What is needed
Extract, from the records beneath this instruction, each line that contains the word "sont".
— begin —
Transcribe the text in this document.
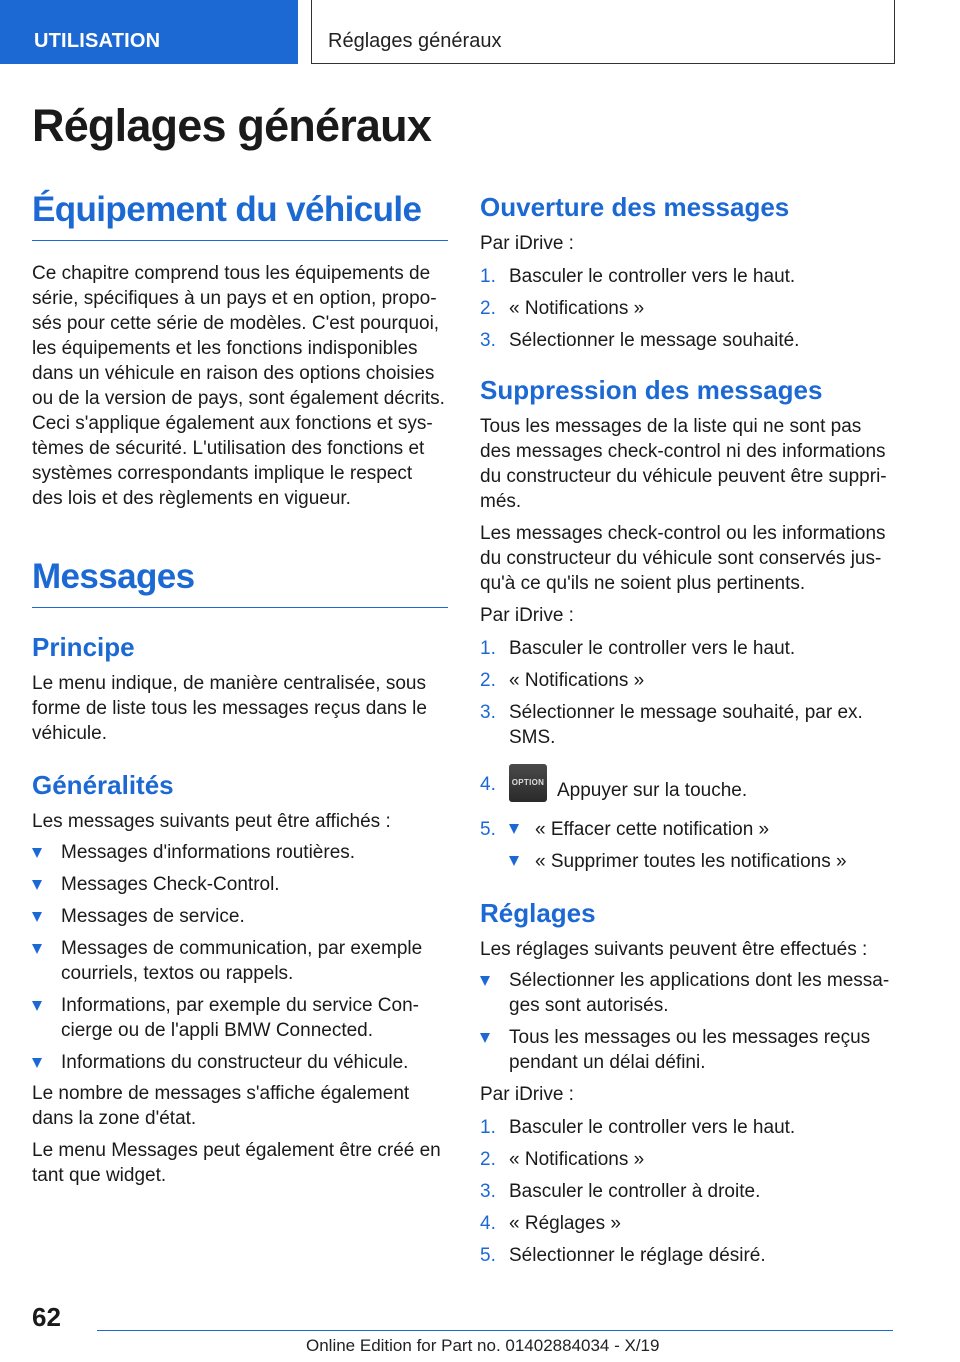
UTILISATION	Réglages généraux
Réglages généraux
Équipement du véhicule

Ce chapitre comprend tous les équipements de
série, spécifiques à un pays et en option, propo-
sés pour cette série de modèles. C'est pourquoi,
les équipements et les fonctions indisponibles
dans un véhicule en raison des options choisies
ou de la version de pays, sont également décrits.
Ceci s'applique également aux fonctions et sys-
tèmes de sécurité. L'utilisation des fonctions et
systèmes correspondants implique le respect
des lois et des règlements en vigueur.

Messages
Principe

Le menu indique, de manière centralisée, sous
forme de liste tous les messages reçus dans le
véhicule.

Généralités

Les messages suivants peut être affichés :

Messages d'informations routières.
Messages Check-Control.
Messages de service.
Messages de communication, par exemple
courriels, textos ou rappels.
Informations, par exemple du service Con-
cierge ou de l'appli BMW Connected.
Informations du constructeur du véhicule.

Le nombre de messages s'affiche également
dans la zone d'état.

Le menu Messages peut également être créé en
tant que widget.

Ouverture des messages

Par iDrive :

1. Basculer le controller vers le haut.
2. « Notifications »
3. Sélectionner le message souhaité.
Suppression des messages

Tous les messages de la liste qui ne sont pas
des messages check-control ni des informations
du constructeur du véhicule peuvent être suppri-
més.

Les messages check-control ou les informations
du constructeur du véhicule sont conservés jus-
qu'à ce qu'ils ne soient plus pertinents.

Par iDrive :

1. Basculer le controller vers le haut.
2. « Notifications »
3. Sélectionner le message souhaité, par ex.
SMS.
4. OPTION Appuyer sur la touche.
5. « Effacer cette notification »
« Supprimer toutes les notifications »
Réglages

Les réglages suivants peuvent être effectués :

Sélectionner les applications dont les messa-
ges sont autorisés.
Tous les messages ou les messages reçus
pendant un délai défini.

Par iDrive :

1. Basculer le controller vers le haut.
2. « Notifications »
3. Basculer le controller à droite.
4. « Réglages »
5. Sélectionner le réglage désiré.
62
Online Edition for Part no. 01402884034 - X/19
— end —
Complete response
ou de la version de pays, sont également décrits.
Tous les messages de la liste qui ne sont pas
du constructeur du véhicule sont conservés jus-
ges sont autorisés.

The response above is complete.